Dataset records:
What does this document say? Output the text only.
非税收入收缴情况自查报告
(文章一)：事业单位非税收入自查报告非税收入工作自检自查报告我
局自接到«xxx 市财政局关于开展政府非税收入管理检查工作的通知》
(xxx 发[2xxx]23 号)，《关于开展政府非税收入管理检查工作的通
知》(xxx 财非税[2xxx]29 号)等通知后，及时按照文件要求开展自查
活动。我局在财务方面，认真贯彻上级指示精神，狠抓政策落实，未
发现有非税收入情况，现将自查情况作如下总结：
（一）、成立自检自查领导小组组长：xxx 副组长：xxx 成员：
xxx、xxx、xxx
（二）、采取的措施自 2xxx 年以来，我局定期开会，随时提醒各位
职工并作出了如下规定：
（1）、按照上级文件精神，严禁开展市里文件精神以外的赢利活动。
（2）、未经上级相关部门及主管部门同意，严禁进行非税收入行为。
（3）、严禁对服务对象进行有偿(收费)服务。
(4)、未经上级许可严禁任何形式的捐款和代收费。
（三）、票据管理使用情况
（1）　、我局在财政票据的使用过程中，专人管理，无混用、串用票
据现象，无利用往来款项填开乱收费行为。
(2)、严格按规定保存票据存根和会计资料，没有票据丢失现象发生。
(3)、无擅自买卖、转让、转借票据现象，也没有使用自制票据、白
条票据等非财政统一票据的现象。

What to work on - Exact copies of all the records are required.

Expected answer -
What does this document say? Output the text only.
非税收入收缴情况自查报告
(文章一)：事业单位非税收入自查报告非税收入工作自检自查报告我
局自接到«xxx 市财政局关于开展政府非税收入管理检查工作的通知》
(xxx 发[2xxx]23 号)，《关于开展政府非税收入管理检查工作的通
知》(xxx 财非税[2xxx]29 号)等通知后，及时按照文件要求开展自查
活动。我局在财务方面，认真贯彻上级指示精神，狠抓政策落实，未
发现有非税收入情况，现将自查情况作如下总结：
（一）、成立自检自查领导小组组长：xxx 副组长：xxx 成员：
xxx、xxx、xxx
（二）、采取的措施自 2xxx 年以来，我局定期开会，随时提醒各位
职工并作出了如下规定：
（1）、按照上级文件精神，严禁开展市里文件精神以外的赢利活动。
（2）、未经上级相关部门及主管部门同意，严禁进行非税收入行为。
（3）、严禁对服务对象进行有偿(收费)服务。
(4)、未经上级许可严禁任何形式的捐款和代收费。
（三）、票据管理使用情况
（1）　、我局在财政票据的使用过程中，专人管理，无混用、串用票
据现象，无利用往来款项填开乱收费行为。
(2)、严格按规定保存票据存根和会计资料，没有票据丢失现象发生。
(3)、无擅自买卖、转让、转借票据现象，也没有使用自制票据、白
条票据等非财政统一票据的现象。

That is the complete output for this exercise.